### Problem requirements
Retype the rows from the line containing "- callout-subtitle: Résistant" through the line containing "- callout-title: IMPRESSION", both included, keeping each character unchanged.

### Element region listings
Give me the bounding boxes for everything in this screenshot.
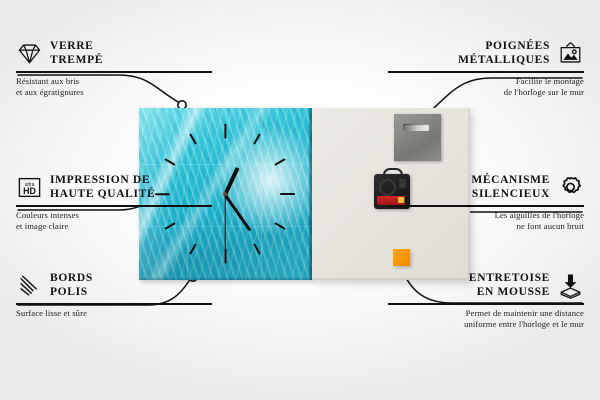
- callout-subtitle: Résistant aux bris et aux égratignures: [16, 76, 212, 99]
- press-layer-icon: [557, 272, 584, 299]
- callout-title: IMPRESSION DE HAUTE QUALITÉ: [50, 174, 155, 201]
- infographic-canvas: VERRE TREMPÉ Résistant aux bris et aux é…: [0, 0, 600, 400]
- hour-marker: [224, 249, 226, 264]
- panel-seam-h1: [139, 164, 312, 165]
- callout-title: POIGNÉES MÉTALLIQUES: [458, 40, 550, 67]
- callout-bords-polis: BORDS POLIS Surface lisse et sûre: [16, 272, 212, 319]
- hanging-frame-icon: [557, 40, 584, 67]
- gear-icon: [557, 174, 584, 201]
- callout-rule: [16, 71, 212, 73]
- callout-rule: [16, 303, 212, 305]
- callout-header: POIGNÉES MÉTALLIQUES: [388, 40, 584, 67]
- callout-title: ENTRETOISE EN MOUSSE: [469, 272, 550, 299]
- callout-mecanisme-silencieux: MÉCANISME SILENCIEUX Les aiguilles de l'…: [388, 174, 584, 232]
- callout-title: BORDS POLIS: [50, 272, 93, 299]
- panel-seam-v2: [261, 108, 262, 280]
- foam-spacer: [393, 249, 410, 266]
- callout-rule: [388, 205, 584, 207]
- ultra-hd-icon-bottom-label: HD: [23, 186, 36, 196]
- callout-rule: [388, 71, 584, 73]
- callout-rule: [16, 205, 212, 207]
- callout-verre-trempe: VERRE TREMPÉ Résistant aux bris et aux é…: [16, 40, 212, 98]
- second-hand: [224, 195, 225, 251]
- callout-poignees-metalliques: POIGNÉES MÉTALLIQUES Facilite le montage…: [388, 40, 584, 98]
- diamond-icon: [16, 40, 43, 67]
- callout-impression-haute-qualite: ultra HD IMPRESSION DE HAUTE QUALITÉ Cou…: [16, 174, 212, 232]
- callout-header: BORDS POLIS: [16, 272, 212, 299]
- center-pin: [223, 192, 227, 196]
- callout-title: MÉCANISME SILENCIEUX: [471, 174, 550, 201]
- callout-entretoise-en-mousse: ENTRETOISE EN MOUSSE Permet de maintenir…: [388, 272, 584, 330]
- hanger-slot: [403, 124, 429, 131]
- ultra-hd-icon: ultra HD: [16, 174, 43, 201]
- callout-header: ultra HD IMPRESSION DE HAUTE QUALITÉ: [16, 174, 212, 201]
- metal-hanger-plate: [394, 114, 441, 161]
- callout-subtitle: Couleurs intenses et image claire: [16, 210, 212, 233]
- callout-title: VERRE TREMPÉ: [50, 40, 103, 67]
- callout-header: MÉCANISME SILENCIEUX: [388, 174, 584, 201]
- callout-subtitle: Surface lisse et sûre: [16, 308, 212, 319]
- callout-rule: [388, 303, 584, 305]
- hour-marker: [280, 193, 295, 195]
- hour-marker: [224, 124, 226, 139]
- callout-subtitle: Les aiguilles de l'horloge ne font aucun…: [388, 210, 584, 233]
- callout-subtitle: Facilite le montage de l'horloge sur le …: [388, 76, 584, 99]
- callout-header: VERRE TREMPÉ: [16, 40, 212, 67]
- polished-edges-icon: [16, 272, 43, 299]
- callout-header: ENTRETOISE EN MOUSSE: [388, 272, 584, 299]
- callout-subtitle: Permet de maintenir une distance uniform…: [388, 308, 584, 331]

### Exercise output
- callout-subtitle: Résistant aux bris et aux égratignures: [16, 76, 212, 99]
- press-layer-icon: [557, 272, 584, 299]
- callout-title: IMPRESSION DE HAUTE QUALITÉ: [50, 174, 155, 201]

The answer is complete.